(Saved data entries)
--- --- ---

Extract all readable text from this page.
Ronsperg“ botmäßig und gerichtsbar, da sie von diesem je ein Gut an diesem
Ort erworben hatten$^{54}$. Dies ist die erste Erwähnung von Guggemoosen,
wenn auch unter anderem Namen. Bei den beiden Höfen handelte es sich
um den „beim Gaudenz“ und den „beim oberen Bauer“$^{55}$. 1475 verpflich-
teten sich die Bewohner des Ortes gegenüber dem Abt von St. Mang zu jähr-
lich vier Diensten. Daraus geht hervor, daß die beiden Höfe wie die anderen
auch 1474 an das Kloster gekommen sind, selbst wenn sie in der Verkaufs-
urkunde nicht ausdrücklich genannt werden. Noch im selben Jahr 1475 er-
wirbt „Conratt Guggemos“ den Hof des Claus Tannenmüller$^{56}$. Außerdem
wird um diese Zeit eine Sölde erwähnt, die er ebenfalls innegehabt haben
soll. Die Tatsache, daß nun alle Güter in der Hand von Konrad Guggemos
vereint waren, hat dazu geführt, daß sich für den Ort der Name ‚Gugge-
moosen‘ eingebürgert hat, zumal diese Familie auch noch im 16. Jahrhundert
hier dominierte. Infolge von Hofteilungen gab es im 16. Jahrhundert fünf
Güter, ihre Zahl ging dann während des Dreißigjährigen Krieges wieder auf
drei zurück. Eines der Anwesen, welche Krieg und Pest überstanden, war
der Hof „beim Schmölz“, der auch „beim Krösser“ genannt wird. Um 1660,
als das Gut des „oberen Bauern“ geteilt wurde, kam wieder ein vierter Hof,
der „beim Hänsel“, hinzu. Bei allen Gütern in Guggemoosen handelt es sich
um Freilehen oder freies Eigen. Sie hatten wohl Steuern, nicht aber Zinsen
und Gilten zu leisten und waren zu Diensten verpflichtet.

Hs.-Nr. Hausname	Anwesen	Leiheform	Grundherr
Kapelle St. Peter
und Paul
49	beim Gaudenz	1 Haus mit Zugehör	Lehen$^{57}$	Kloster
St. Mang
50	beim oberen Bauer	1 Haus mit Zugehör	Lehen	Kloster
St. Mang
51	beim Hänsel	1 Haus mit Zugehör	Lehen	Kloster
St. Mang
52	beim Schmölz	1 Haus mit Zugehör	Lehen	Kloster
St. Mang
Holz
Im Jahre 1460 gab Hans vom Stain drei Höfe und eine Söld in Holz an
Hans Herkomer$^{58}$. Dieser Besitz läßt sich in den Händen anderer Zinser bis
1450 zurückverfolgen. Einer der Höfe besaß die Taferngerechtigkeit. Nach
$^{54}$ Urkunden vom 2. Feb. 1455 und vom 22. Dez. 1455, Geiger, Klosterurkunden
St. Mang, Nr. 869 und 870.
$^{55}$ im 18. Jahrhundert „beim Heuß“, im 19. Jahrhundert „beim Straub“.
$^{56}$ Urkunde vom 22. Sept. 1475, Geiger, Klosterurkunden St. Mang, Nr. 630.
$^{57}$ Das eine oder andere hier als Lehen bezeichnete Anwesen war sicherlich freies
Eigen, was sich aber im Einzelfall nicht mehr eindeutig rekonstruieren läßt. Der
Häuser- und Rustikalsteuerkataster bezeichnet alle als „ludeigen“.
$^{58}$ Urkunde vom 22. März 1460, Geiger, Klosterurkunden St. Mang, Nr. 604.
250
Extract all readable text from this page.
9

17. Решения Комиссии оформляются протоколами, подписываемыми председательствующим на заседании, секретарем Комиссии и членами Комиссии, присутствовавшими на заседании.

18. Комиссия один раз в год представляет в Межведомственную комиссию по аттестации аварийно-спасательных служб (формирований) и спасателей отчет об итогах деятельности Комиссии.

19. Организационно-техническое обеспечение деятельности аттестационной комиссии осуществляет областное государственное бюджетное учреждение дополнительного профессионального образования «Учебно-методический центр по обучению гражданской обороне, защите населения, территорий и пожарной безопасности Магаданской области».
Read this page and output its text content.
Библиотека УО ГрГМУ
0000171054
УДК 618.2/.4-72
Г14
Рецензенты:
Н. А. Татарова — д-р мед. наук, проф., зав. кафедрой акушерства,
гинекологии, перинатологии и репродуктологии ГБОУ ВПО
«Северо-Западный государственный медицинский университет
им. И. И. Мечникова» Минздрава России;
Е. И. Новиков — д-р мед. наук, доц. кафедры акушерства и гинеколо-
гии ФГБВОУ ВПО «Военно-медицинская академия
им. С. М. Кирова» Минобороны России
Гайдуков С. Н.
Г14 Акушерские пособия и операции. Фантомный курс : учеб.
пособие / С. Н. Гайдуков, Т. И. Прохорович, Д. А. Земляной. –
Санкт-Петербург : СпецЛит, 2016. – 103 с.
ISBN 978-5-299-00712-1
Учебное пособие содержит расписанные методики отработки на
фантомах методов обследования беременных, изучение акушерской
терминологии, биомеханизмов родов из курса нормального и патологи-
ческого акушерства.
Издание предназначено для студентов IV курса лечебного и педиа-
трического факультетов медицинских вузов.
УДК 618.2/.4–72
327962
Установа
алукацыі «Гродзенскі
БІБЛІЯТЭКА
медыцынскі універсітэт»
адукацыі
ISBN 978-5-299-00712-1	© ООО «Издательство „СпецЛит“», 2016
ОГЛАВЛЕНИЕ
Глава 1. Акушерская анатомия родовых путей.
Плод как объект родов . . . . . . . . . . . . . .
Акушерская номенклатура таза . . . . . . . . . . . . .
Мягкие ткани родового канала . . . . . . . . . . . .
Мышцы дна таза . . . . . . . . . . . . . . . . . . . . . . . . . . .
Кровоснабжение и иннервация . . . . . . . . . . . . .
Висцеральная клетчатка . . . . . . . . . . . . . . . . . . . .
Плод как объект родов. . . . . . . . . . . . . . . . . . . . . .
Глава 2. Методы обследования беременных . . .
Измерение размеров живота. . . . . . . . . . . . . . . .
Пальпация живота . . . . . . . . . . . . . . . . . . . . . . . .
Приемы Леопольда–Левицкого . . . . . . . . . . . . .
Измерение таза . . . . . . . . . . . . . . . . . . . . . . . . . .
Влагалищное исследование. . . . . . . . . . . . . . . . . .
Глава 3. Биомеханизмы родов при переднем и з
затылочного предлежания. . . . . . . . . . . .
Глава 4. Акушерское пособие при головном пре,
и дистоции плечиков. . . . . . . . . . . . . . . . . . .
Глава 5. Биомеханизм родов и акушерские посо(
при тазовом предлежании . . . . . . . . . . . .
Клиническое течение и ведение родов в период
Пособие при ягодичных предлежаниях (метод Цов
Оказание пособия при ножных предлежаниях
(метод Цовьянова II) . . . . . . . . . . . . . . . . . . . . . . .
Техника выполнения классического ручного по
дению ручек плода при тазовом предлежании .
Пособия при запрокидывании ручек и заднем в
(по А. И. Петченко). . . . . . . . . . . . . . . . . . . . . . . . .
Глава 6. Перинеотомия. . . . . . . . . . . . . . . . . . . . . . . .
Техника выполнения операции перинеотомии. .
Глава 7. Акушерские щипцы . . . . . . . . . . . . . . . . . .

--- --- ---

Extract all of the data shown above without alteration.

Extract all readable text from this page.
Ronsperg“ botmäßig und gerichtsbar, da sie von diesem je ein Gut an diesem
Ort erworben hatten$^{54}$. Dies ist die erste Erwähnung von Guggemoosen,
wenn auch unter anderem Namen. Bei den beiden Höfen handelte es sich
um den „beim Gaudenz“ und den „beim oberen Bauer“$^{55}$. 1475 verpflich-
teten sich die Bewohner des Ortes gegenüber dem Abt von St. Mang zu jähr-
lich vier Diensten. Daraus geht hervor, daß die beiden Höfe wie die anderen
auch 1474 an das Kloster gekommen sind, selbst wenn sie in der Verkaufs-
urkunde nicht ausdrücklich genannt werden. Noch im selben Jahr 1475 er-
wirbt „Conratt Guggemos“ den Hof des Claus Tannenmüller$^{56}$. Außerdem
wird um diese Zeit eine Sölde erwähnt, die er ebenfalls innegehabt haben
soll. Die Tatsache, daß nun alle Güter in der Hand von Konrad Guggemos
vereint waren, hat dazu geführt, daß sich für den Ort der Name ‚Gugge-
moosen‘ eingebürgert hat, zumal diese Familie auch noch im 16. Jahrhundert
hier dominierte. Infolge von Hofteilungen gab es im 16. Jahrhundert fünf
Güter, ihre Zahl ging dann während des Dreißigjährigen Krieges wieder auf
drei zurück. Eines der Anwesen, welche Krieg und Pest überstanden, war
der Hof „beim Schmölz“, der auch „beim Krösser“ genannt wird. Um 1660,
als das Gut des „oberen Bauern“ geteilt wurde, kam wieder ein vierter Hof,
der „beim Hänsel“, hinzu. Bei allen Gütern in Guggemoosen handelt es sich
um Freilehen oder freies Eigen. Sie hatten wohl Steuern, nicht aber Zinsen
und Gilten zu leisten und waren zu Diensten verpflichtet.

Hs.-Nr. Hausname	Anwesen	Leiheform	Grundherr
Kapelle St. Peter
und Paul
49	beim Gaudenz	1 Haus mit Zugehör	Lehen$^{57}$	Kloster
St. Mang
50	beim oberen Bauer	1 Haus mit Zugehör	Lehen	Kloster
St. Mang
51	beim Hänsel	1 Haus mit Zugehör	Lehen	Kloster
St. Mang
52	beim Schmölz	1 Haus mit Zugehör	Lehen	Kloster
St. Mang
Holz
Im Jahre 1460 gab Hans vom Stain drei Höfe und eine Söld in Holz an
Hans Herkomer$^{58}$. Dieser Besitz läßt sich in den Händen anderer Zinser bis
1450 zurückverfolgen. Einer der Höfe besaß die Taferngerechtigkeit. Nach
$^{54}$ Urkunden vom 2. Feb. 1455 und vom 22. Dez. 1455, Geiger, Klosterurkunden
St. Mang, Nr. 869 und 870.
$^{55}$ im 18. Jahrhundert „beim Heuß“, im 19. Jahrhundert „beim Straub“.
$^{56}$ Urkunde vom 22. Sept. 1475, Geiger, Klosterurkunden St. Mang, Nr. 630.
$^{57}$ Das eine oder andere hier als Lehen bezeichnete Anwesen war sicherlich freies
Eigen, was sich aber im Einzelfall nicht mehr eindeutig rekonstruieren läßt. Der
Häuser- und Rustikalsteuerkataster bezeichnet alle als „ludeigen“.
$^{58}$ Urkunde vom 22. März 1460, Geiger, Klosterurkunden St. Mang, Nr. 604.
250
Extract all readable text from this page.
9

17. Решения Комиссии оформляются протоколами, подписываемыми председательствующим на заседании, секретарем Комиссии и членами Комиссии, присутствовавшими на заседании.

18. Комиссия один раз в год представляет в Межведомственную комиссию по аттестации аварийно-спасательных служб (формирований) и спасателей отчет об итогах деятельности Комиссии.

19. Организационно-техническое обеспечение деятельности аттестационной комиссии осуществляет областное государственное бюджетное учреждение дополнительного профессионального образования «Учебно-методический центр по обучению гражданской обороне, защите населения, территорий и пожарной безопасности Магаданской области».
Read this page and output its text content.
Библиотека УО ГрГМУ
0000171054
УДК 618.2/.4-72
Г14
Рецензенты:
Н. А. Татарова — д-р мед. наук, проф., зав. кафедрой акушерства,
гинекологии, перинатологии и репродуктологии ГБОУ ВПО
«Северо-Западный государственный медицинский университет
им. И. И. Мечникова» Минздрава России;
Е. И. Новиков — д-р мед. наук, доц. кафедры акушерства и гинеколо-
гии ФГБВОУ ВПО «Военно-медицинская академия
им. С. М. Кирова» Минобороны России
Гайдуков С. Н.
Г14 Акушерские пособия и операции. Фантомный курс : учеб.
пособие / С. Н. Гайдуков, Т. И. Прохорович, Д. А. Земляной. –
Санкт-Петербург : СпецЛит, 2016. – 103 с.
ISBN 978-5-299-00712-1
Учебное пособие содержит расписанные методики отработки на
фантомах методов обследования беременных, изучение акушерской
терминологии, биомеханизмов родов из курса нормального и патологи-
ческого акушерства.
Издание предназначено для студентов IV курса лечебного и педиа-
трического факультетов медицинских вузов.
УДК 618.2/.4–72
327962
Установа
алукацыі «Гродзенскі
БІБЛІЯТЭКА
медыцынскі універсітэт»
адукацыі
ISBN 978-5-299-00712-1	© ООО «Издательство „СпецЛит“», 2016
ОГЛАВЛЕНИЕ
Глава 1. Акушерская анатомия родовых путей.
Плод как объект родов . . . . . . . . . . . . . .
Акушерская номенклатура таза . . . . . . . . . . . . .
Мягкие ткани родового канала . . . . . . . . . . . .
Мышцы дна таза . . . . . . . . . . . . . . . . . . . . . . . . . . .
Кровоснабжение и иннервация . . . . . . . . . . . . .
Висцеральная клетчатка . . . . . . . . . . . . . . . . . . . .
Плод как объект родов. . . . . . . . . . . . . . . . . . . . . .
Глава 2. Методы обследования беременных . . .
Измерение размеров живота. . . . . . . . . . . . . . . .
Пальпация живота . . . . . . . . . . . . . . . . . . . . . . . .
Приемы Леопольда–Левицкого . . . . . . . . . . . . .
Измерение таза . . . . . . . . . . . . . . . . . . . . . . . . . .
Влагалищное исследование. . . . . . . . . . . . . . . . . .
Глава 3. Биомеханизмы родов при переднем и з
затылочного предлежания. . . . . . . . . . . .
Глава 4. Акушерское пособие при головном пре,
и дистоции плечиков. . . . . . . . . . . . . . . . . . .
Глава 5. Биомеханизм родов и акушерские посо(
при тазовом предлежании . . . . . . . . . . . .
Клиническое течение и ведение родов в период
Пособие при ягодичных предлежаниях (метод Цов
Оказание пособия при ножных предлежаниях
(метод Цовьянова II) . . . . . . . . . . . . . . . . . . . . . . .
Техника выполнения классического ручного по
дению ручек плода при тазовом предлежании .
Пособия при запрокидывании ручек и заднем в
(по А. И. Петченко). . . . . . . . . . . . . . . . . . . . . . . . .
Глава 6. Перинеотомия. . . . . . . . . . . . . . . . . . . . . . . .
Техника выполнения операции перинеотомии. .
Глава 7. Акушерские щипцы . . . . . . . . . . . . . . . . . .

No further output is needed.